課題内容: 「output each element」を含む行から「542, 253, 572]」を含む行までの範囲を、両端の行も含めて、空行を除いた番号付きリストとして並べよ。画像は答えに含めないこと。

課題のデータ:

---

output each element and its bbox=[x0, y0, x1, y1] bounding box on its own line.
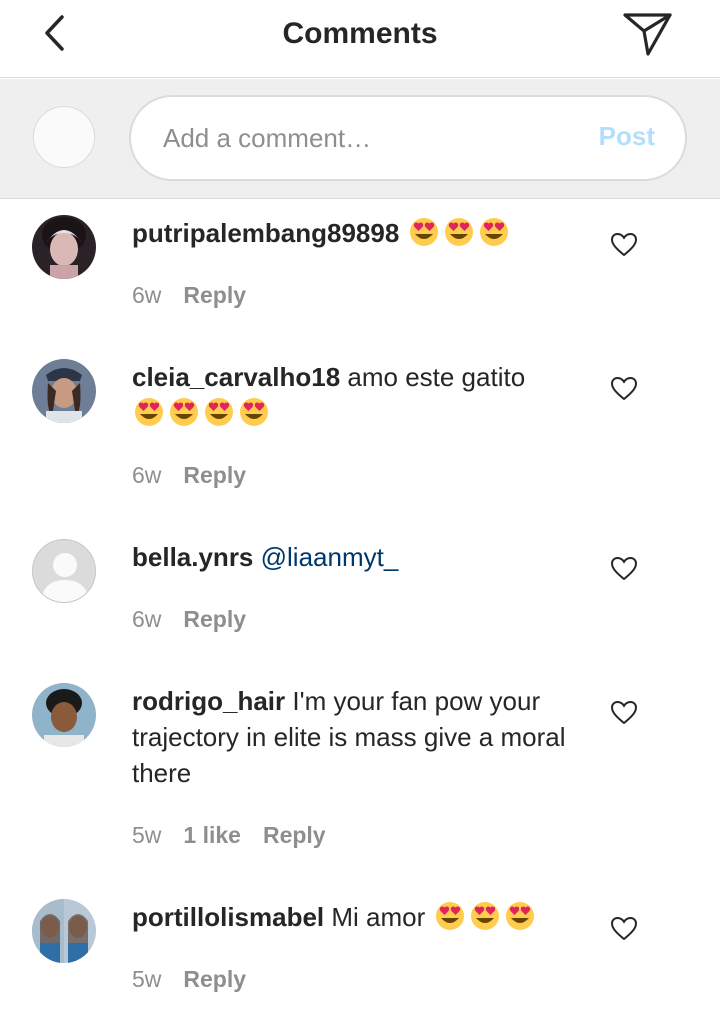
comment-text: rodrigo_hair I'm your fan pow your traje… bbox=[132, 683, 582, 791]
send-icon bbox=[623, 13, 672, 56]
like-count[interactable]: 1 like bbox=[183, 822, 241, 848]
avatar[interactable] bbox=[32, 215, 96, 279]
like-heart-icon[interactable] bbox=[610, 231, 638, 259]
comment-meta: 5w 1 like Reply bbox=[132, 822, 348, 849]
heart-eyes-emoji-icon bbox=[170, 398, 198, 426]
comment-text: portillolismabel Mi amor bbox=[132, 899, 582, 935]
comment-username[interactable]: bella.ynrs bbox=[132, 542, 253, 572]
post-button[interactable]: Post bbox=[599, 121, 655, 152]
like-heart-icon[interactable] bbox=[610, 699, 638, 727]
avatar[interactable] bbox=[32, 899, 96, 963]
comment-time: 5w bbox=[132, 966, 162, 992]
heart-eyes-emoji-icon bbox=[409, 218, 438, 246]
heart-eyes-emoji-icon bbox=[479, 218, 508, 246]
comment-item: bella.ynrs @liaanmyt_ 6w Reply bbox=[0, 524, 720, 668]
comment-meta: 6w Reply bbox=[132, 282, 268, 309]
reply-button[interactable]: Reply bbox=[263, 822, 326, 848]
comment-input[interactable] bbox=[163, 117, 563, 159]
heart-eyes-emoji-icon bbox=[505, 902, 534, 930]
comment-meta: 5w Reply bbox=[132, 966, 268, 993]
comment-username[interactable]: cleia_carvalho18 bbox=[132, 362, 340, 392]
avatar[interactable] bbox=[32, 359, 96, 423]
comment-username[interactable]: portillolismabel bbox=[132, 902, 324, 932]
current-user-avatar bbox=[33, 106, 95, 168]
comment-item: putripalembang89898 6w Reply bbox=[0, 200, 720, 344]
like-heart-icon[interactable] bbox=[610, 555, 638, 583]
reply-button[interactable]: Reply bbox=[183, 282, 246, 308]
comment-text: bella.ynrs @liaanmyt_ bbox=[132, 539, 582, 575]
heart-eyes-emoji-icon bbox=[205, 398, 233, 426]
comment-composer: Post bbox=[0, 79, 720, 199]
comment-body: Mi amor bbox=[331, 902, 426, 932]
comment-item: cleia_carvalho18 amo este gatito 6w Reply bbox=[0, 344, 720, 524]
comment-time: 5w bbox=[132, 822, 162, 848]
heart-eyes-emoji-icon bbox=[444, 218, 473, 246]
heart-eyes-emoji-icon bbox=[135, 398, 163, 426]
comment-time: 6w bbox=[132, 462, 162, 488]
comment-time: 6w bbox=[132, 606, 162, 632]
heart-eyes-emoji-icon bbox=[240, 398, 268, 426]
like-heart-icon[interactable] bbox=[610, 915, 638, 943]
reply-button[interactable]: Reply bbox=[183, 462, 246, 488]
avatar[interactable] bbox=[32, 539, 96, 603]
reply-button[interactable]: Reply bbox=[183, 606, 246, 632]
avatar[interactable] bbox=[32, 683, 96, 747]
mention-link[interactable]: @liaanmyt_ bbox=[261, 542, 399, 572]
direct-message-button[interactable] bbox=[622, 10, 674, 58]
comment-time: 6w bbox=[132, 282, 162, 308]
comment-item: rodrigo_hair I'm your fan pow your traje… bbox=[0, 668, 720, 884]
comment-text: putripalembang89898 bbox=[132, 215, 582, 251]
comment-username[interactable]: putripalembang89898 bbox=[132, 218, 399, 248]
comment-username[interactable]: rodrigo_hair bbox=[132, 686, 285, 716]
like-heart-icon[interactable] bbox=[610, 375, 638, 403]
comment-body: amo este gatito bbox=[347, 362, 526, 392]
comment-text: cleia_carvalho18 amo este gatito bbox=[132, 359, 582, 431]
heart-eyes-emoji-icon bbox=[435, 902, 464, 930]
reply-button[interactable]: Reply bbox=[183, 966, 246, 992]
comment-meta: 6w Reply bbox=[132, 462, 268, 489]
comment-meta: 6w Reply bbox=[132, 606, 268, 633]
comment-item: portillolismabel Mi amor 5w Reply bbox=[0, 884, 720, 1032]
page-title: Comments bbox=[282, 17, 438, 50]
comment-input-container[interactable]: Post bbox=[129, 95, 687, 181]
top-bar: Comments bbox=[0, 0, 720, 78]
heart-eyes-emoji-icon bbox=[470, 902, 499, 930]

---

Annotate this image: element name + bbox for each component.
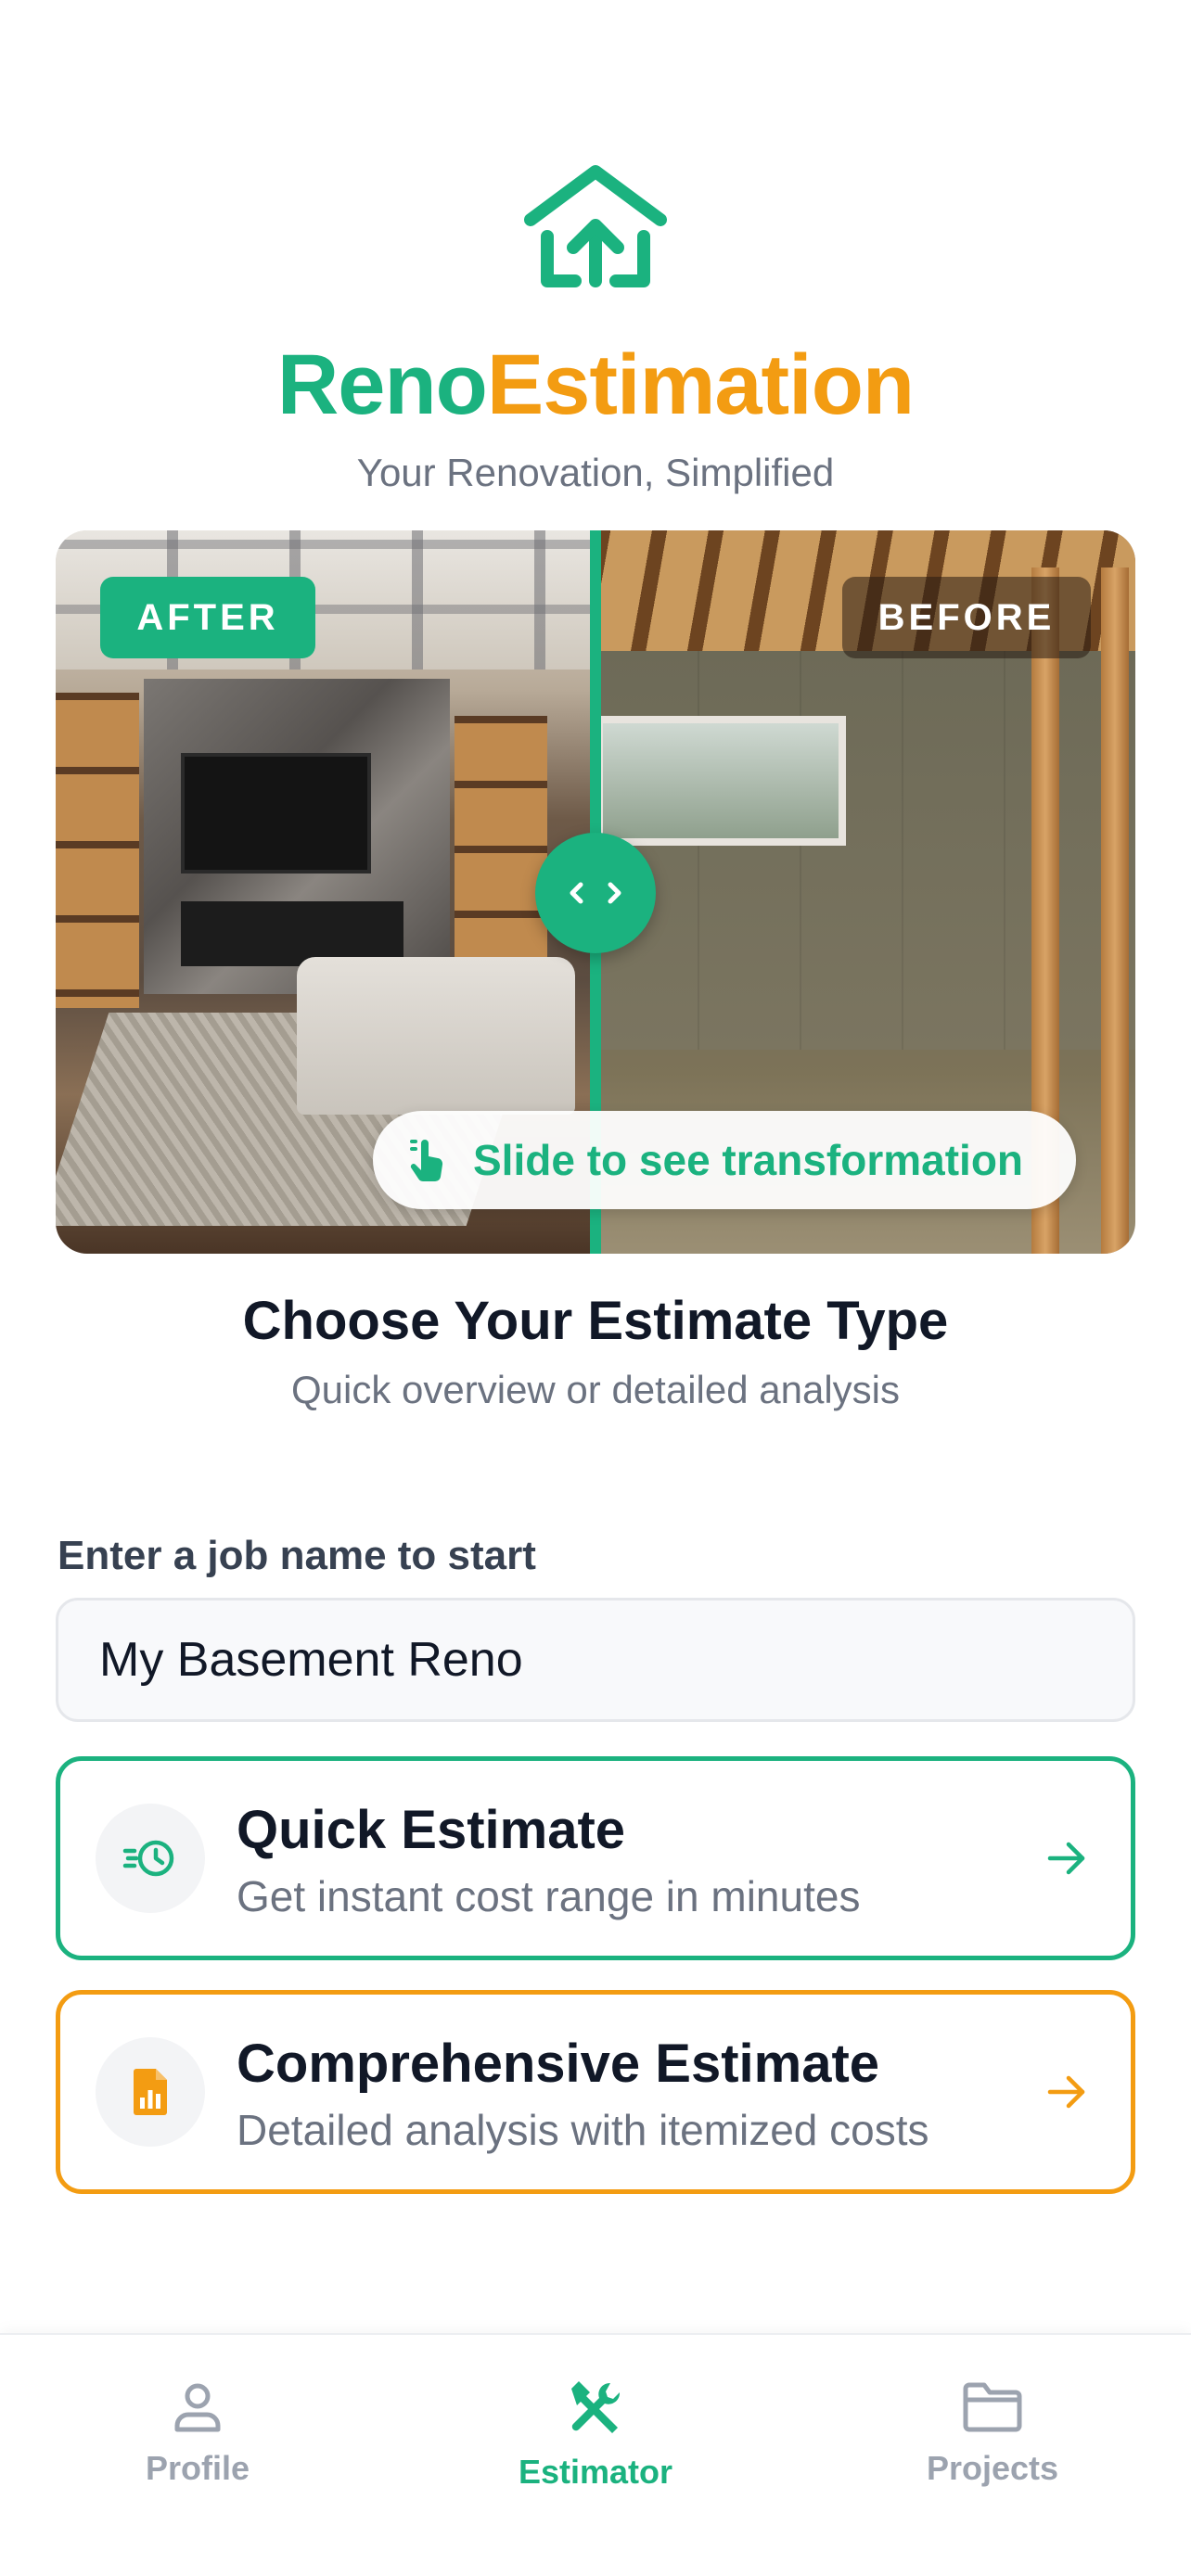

---

解答:
1. output each element and its bbox=[x0, y0, x1, y1] bounding box on its own line.
2. comment-text: rodrigo_hair I'm your fan pow your traje… bbox=[132, 683, 582, 791]
3. send-icon bbox=[623, 13, 672, 56]
4. like-count[interactable]: 1 like bbox=[183, 822, 241, 848]
5. avatar[interactable] bbox=[32, 215, 96, 279]
6. like-heart-icon[interactable] bbox=[610, 231, 638, 259]
7. comment-meta: 5w 1 like Reply bbox=[132, 822, 348, 849]
8. heart-eyes-emoji-icon bbox=[170, 398, 198, 426]
9. comment-text: portillolismabel Mi amor bbox=[132, 899, 582, 935]
10. comment-username[interactable]: bella.ynrs bbox=[132, 542, 253, 572]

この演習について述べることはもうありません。